◆ What to do
Reproduce the listing below exactly. Pictures do not belong in the copy.

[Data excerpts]

#####

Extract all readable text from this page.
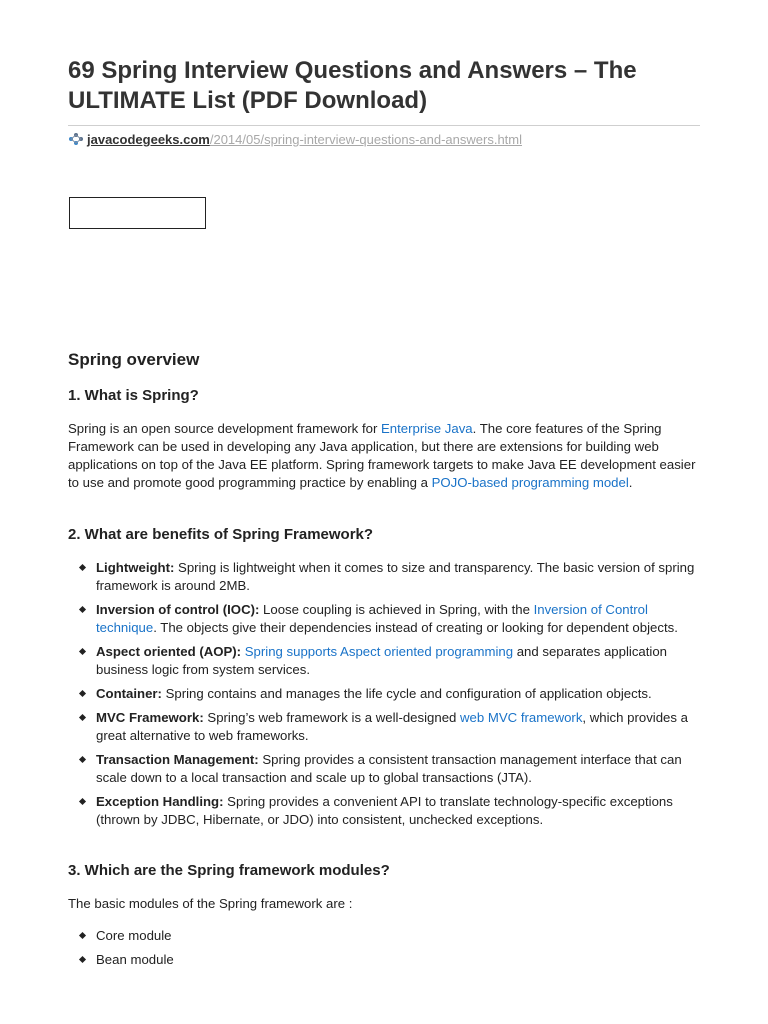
69 Spring Interview Questions and Answers – The ULTIMATE List (PDF Download)
javacodegeeks.com/2014/05/spring-interview-questions-and-answers.html
Spring overview
1. What is Spring?

Spring is an open source development framework for Enterprise Java. The core features of the Spring Framework can be used in developing any Java application, but there are extensions for building web applications on top of the Java EE platform. Spring framework targets to make Java EE development easier to use and promote good programming practice by enabling a POJO-based programming model.

2. What are benefits of Spring Framework?
Lightweight: Spring is lightweight when it comes to size and transparency. The basic version of spring framework is around 2MB.
Inversion of control (IOC): Loose coupling is achieved in Spring, with the Inversion of Control technique. The objects give their dependencies instead of creating or looking for dependent objects.
Aspect oriented (AOP): Spring supports Aspect oriented programming and separates application business logic from system services.
Container: Spring contains and manages the life cycle and configuration of application objects.
MVC Framework: Spring’s web framework is a well-designed web MVC framework, which provides a great alternative to web frameworks.
Transaction Management: Spring provides a consistent transaction management interface that can scale down to a local transaction and scale up to global transactions (JTA).
Exception Handling: Spring provides a convenient API to translate technology-specific exceptions (thrown by JDBC, Hibernate, or JDO) into consistent, unchecked exceptions.
3. Which are the Spring framework modules?

The basic modules of the Spring framework are :

Core module
Bean module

#####

◆ Reply to the exercise
Extract all readable text from this page.
69 Spring Interview Questions and Answers – The ULTIMATE List (PDF Download)
javacodegeeks.com/2014/05/spring-interview-questions-and-answers.html
Spring overview
1. What is Spring?

Spring is an open source development framework for Enterprise Java. The core features of the Spring Framework can be used in developing any Java application, but there are extensions for building web applications on top of the Java EE platform. Spring framework targets to make Java EE development easier to use and promote good programming practice by enabling a POJO-based programming model.

2. What are benefits of Spring Framework?
Lightweight: Spring is lightweight when it comes to size and transparency. The basic version of spring framework is around 2MB.
Inversion of control (IOC): Loose coupling is achieved in Spring, with the Inversion of Control technique. The objects give their dependencies instead of creating or looking for dependent objects.
Aspect oriented (AOP): Spring supports Aspect oriented programming and separates application business logic from system services.
Container: Spring contains and manages the life cycle and configuration of application objects.
MVC Framework: Spring’s web framework is a well-designed web MVC framework, which provides a great alternative to web frameworks.
Transaction Management: Spring provides a consistent transaction management interface that can scale down to a local transaction and scale up to global transactions (JTA).
Exception Handling: Spring provides a convenient API to translate technology-specific exceptions (thrown by JDBC, Hibernate, or JDO) into consistent, unchecked exceptions.
3. Which are the Spring framework modules?

The basic modules of the Spring framework are :

Core module
Bean module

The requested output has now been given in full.